## WHAT THE TASK REQUIRES
Could you copy out every line of the material below word for word, leaving the pictures out of your answer?

________________________

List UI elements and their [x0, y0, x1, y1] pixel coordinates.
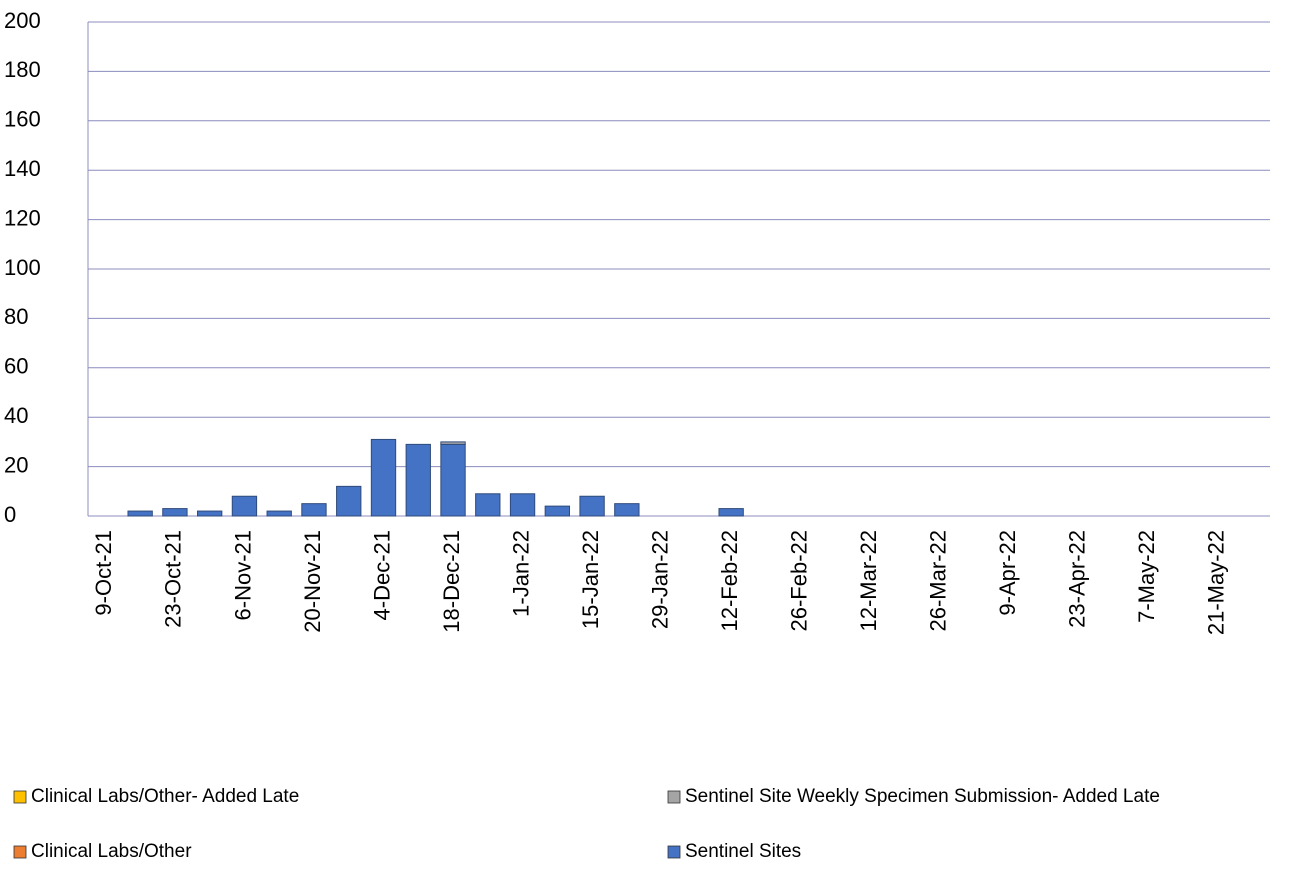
x-tick-label: 6-Nov-21 — [230, 530, 255, 620]
bar-segment — [301, 503, 327, 517]
bar-segment — [579, 495, 605, 517]
y-tick-label: 80 — [4, 304, 28, 329]
x-tick-label: 9-Apr-22 — [995, 530, 1020, 616]
x-tick-label: 9-Oct-21 — [91, 530, 116, 616]
y-tick-label: 160 — [4, 107, 41, 132]
bar-segment — [197, 510, 223, 517]
y-tick-label: 40 — [4, 403, 28, 428]
y-tick-label: 140 — [4, 156, 41, 181]
bar-segment — [370, 438, 397, 517]
y-tick-label: 100 — [4, 255, 41, 280]
bar-segment — [336, 485, 362, 517]
x-tick-label: 26-Mar-22 — [926, 530, 951, 631]
bar-segment — [162, 508, 188, 517]
bar-segment — [614, 503, 640, 517]
bar-segment — [266, 510, 292, 517]
y-tick-label: 120 — [4, 205, 41, 230]
y-tick-label: 0 — [4, 502, 16, 527]
legend-swatch — [13, 845, 27, 859]
y-tick-label: 20 — [4, 452, 28, 477]
bar-segment — [718, 508, 744, 517]
y-tick-label: 180 — [4, 57, 41, 82]
legend-swatch — [667, 790, 681, 804]
x-tick-label: 12-Feb-22 — [717, 530, 742, 632]
x-tick-label: 23-Oct-21 — [161, 530, 186, 628]
x-tick-label: 4-Dec-21 — [369, 530, 394, 620]
bar-segment — [440, 441, 466, 445]
x-tick-label: 15-Jan-22 — [578, 530, 603, 629]
x-tick-label: 12-Mar-22 — [856, 530, 881, 631]
y-tick-label: 60 — [4, 354, 28, 379]
bar-segment — [127, 510, 153, 517]
x-tick-label: 23-Apr-22 — [1065, 530, 1090, 628]
bar-segment — [231, 495, 258, 517]
bar-segment — [544, 505, 570, 517]
x-tick-label: 29-Jan-22 — [647, 530, 672, 629]
x-tick-label: 26-Feb-22 — [786, 530, 811, 632]
legend-label: Clinical Labs/Other- Added Late — [31, 786, 299, 807]
legend-swatch — [13, 790, 27, 804]
legend-label: Sentinel Site Weekly Specimen Submission… — [685, 786, 1160, 807]
bar-segment — [405, 443, 431, 517]
legend-label: Sentinel Sites — [685, 841, 801, 862]
bar-segment — [440, 443, 466, 517]
x-tick-label: 21-May-22 — [1204, 530, 1229, 635]
x-tick-label: 1-Jan-22 — [508, 530, 533, 617]
bar-segment — [475, 493, 501, 517]
bar-segment — [509, 493, 536, 517]
y-tick-label: 200 — [4, 8, 41, 33]
x-tick-label: 18-Dec-21 — [439, 530, 464, 633]
x-tick-label: 7-May-22 — [1134, 530, 1159, 623]
legend-label: Clinical Labs/Other — [31, 841, 192, 862]
legend-swatch — [667, 845, 681, 859]
x-tick-label: 20-Nov-21 — [300, 530, 325, 633]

________________________

## SOLUTION
List UI elements and their [x0, y0, x1, y1] pixel coordinates.
x-tick-label: 6-Nov-21 — [230, 530, 255, 620]
bar-segment — [301, 503, 327, 517]
bar-segment — [579, 495, 605, 517]
y-tick-label: 80 — [4, 304, 28, 329]
x-tick-label: 9-Apr-22 — [995, 530, 1020, 616]
x-tick-label: 9-Oct-21 — [91, 530, 116, 616]
y-tick-label: 160 — [4, 107, 41, 132]
bar-segment — [197, 510, 223, 517]
y-tick-label: 40 — [4, 403, 28, 428]
y-tick-label: 140 — [4, 156, 41, 181]
bar-segment — [370, 438, 397, 517]
y-tick-label: 100 — [4, 255, 41, 280]
bar-segment — [336, 485, 362, 517]
x-tick-label: 26-Mar-22 — [926, 530, 951, 631]
bar-segment — [162, 508, 188, 517]
bar-segment — [614, 503, 640, 517]
bar-segment — [266, 510, 292, 517]
y-tick-label: 120 — [4, 205, 41, 230]
y-tick-label: 0 — [4, 502, 16, 527]
legend-swatch — [13, 845, 27, 859]
y-tick-label: 20 — [4, 452, 28, 477]
bar-segment — [718, 508, 744, 517]
y-tick-label: 180 — [4, 57, 41, 82]
legend-swatch — [667, 790, 681, 804]
x-tick-label: 12-Feb-22 — [717, 530, 742, 632]
x-tick-label: 23-Oct-21 — [161, 530, 186, 628]
x-tick-label: 4-Dec-21 — [369, 530, 394, 620]
bar-segment — [440, 441, 466, 445]
x-tick-label: 15-Jan-22 — [578, 530, 603, 629]
x-tick-label: 12-Mar-22 — [856, 530, 881, 631]
y-tick-label: 60 — [4, 354, 28, 379]
bar-segment — [127, 510, 153, 517]
x-tick-label: 23-Apr-22 — [1065, 530, 1090, 628]
bar-segment — [231, 495, 258, 517]
bar-segment — [544, 505, 570, 517]
x-tick-label: 29-Jan-22 — [647, 530, 672, 629]
x-tick-label: 26-Feb-22 — [786, 530, 811, 632]
legend-label: Clinical Labs/Other- Added Late — [31, 786, 299, 807]
legend-swatch — [13, 790, 27, 804]
legend-label: Sentinel Site Weekly Specimen Submission… — [685, 786, 1160, 807]
bar-segment — [405, 443, 431, 517]
legend-label: Sentinel Sites — [685, 841, 801, 862]
bar-segment — [440, 443, 466, 517]
x-tick-label: 21-May-22 — [1204, 530, 1229, 635]
x-tick-label: 1-Jan-22 — [508, 530, 533, 617]
bar-segment — [475, 493, 501, 517]
bar-segment — [509, 493, 536, 517]
y-tick-label: 200 — [4, 8, 41, 33]
x-tick-label: 18-Dec-21 — [439, 530, 464, 633]
x-tick-label: 7-May-22 — [1134, 530, 1159, 623]
legend-label: Clinical Labs/Other — [31, 841, 192, 862]
legend-swatch — [667, 845, 681, 859]
x-tick-label: 20-Nov-21 — [300, 530, 325, 633]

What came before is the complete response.